Given exercise: Reproduce the listing below verbatim.

START

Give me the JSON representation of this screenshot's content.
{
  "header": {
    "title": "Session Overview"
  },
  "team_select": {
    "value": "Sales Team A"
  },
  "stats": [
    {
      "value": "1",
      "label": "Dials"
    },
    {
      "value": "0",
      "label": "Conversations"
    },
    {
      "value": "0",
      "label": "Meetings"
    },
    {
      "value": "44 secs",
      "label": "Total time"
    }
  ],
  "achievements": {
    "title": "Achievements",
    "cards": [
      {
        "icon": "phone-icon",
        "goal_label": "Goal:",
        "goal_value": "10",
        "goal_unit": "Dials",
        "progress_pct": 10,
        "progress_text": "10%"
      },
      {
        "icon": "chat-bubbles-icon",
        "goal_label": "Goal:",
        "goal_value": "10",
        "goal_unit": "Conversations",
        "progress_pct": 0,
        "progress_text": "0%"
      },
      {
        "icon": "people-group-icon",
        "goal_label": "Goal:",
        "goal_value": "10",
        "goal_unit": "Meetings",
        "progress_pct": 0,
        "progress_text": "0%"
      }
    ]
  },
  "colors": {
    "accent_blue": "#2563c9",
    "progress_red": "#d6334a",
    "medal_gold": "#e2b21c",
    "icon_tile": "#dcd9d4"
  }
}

END

Right answer:
Give me the JSON representation of this screenshot's content.
{
  "header": {
    "title": "Session Overview"
  },
  "team_select": {
    "value": "Sales Team A"
  },
  "stats": [
    {
      "value": "1",
      "label": "Dials"
    },
    {
      "value": "0",
      "label": "Conversations"
    },
    {
      "value": "0",
      "label": "Meetings"
    },
    {
      "value": "44 secs",
      "label": "Total time"
    }
  ],
  "achievements": {
    "title": "Achievements",
    "cards": [
      {
        "icon": "phone-icon",
        "goal_label": "Goal:",
        "goal_value": "10",
        "goal_unit": "Dials",
        "progress_pct": 10,
        "progress_text": "10%"
      },
      {
        "icon": "chat-bubbles-icon",
        "goal_label": "Goal:",
        "goal_value": "10",
        "goal_unit": "Conversations",
        "progress_pct": 0,
        "progress_text": "0%"
      },
      {
        "icon": "people-group-icon",
        "goal_label": "Goal:",
        "goal_value": "10",
        "goal_unit": "Meetings",
        "progress_pct": 0,
        "progress_text": "0%"
      }
    ]
  },
  "colors": {
    "accent_blue": "#2563c9",
    "progress_red": "#d6334a",
    "medal_gold": "#e2b21c",
    "icon_tile": "#dcd9d4"
  }
}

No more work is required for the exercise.